- [EXERCISE]: Scan the listing below. Report each line that includes "polskiej".

↓

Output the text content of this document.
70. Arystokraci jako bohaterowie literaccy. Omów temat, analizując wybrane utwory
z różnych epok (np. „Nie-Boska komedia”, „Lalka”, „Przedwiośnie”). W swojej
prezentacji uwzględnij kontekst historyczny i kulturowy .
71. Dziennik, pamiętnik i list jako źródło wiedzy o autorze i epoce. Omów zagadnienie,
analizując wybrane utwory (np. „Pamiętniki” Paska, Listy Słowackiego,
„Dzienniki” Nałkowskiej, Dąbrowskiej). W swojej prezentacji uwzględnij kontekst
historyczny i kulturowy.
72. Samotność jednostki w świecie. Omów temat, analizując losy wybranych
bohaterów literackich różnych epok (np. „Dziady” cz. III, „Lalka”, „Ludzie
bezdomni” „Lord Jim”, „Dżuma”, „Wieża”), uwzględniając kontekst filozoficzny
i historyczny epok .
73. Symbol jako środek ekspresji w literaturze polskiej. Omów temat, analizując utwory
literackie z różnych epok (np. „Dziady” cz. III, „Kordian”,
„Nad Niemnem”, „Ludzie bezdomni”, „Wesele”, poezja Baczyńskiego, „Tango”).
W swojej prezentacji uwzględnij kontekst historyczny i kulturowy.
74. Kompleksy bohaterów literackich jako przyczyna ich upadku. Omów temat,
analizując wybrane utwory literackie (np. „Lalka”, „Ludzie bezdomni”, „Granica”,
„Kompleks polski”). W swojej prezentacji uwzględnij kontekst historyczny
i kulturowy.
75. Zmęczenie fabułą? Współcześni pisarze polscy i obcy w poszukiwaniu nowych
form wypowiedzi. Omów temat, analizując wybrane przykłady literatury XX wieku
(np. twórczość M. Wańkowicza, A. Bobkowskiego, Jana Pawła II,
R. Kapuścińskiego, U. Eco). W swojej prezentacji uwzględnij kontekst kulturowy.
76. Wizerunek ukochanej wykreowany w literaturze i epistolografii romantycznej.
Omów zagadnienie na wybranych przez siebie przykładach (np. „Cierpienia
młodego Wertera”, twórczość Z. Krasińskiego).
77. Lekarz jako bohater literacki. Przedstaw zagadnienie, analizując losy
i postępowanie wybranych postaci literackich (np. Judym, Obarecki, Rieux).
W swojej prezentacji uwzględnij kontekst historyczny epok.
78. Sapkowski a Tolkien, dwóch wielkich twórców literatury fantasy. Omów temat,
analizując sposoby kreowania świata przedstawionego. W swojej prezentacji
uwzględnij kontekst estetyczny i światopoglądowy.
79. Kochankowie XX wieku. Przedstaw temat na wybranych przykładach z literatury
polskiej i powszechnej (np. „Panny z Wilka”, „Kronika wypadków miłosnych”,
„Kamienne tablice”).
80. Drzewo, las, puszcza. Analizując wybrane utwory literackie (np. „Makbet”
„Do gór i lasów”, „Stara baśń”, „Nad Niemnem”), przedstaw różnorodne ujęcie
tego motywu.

↑

- [CORRECT RESULT]:
73. Symbol jako środek ekspresji w literaturze polskiej. Omów temat, analizując utwory
polskiej i powszechnej (np. „Panny z Wilka”, „Kronika wypadków miłosnych”,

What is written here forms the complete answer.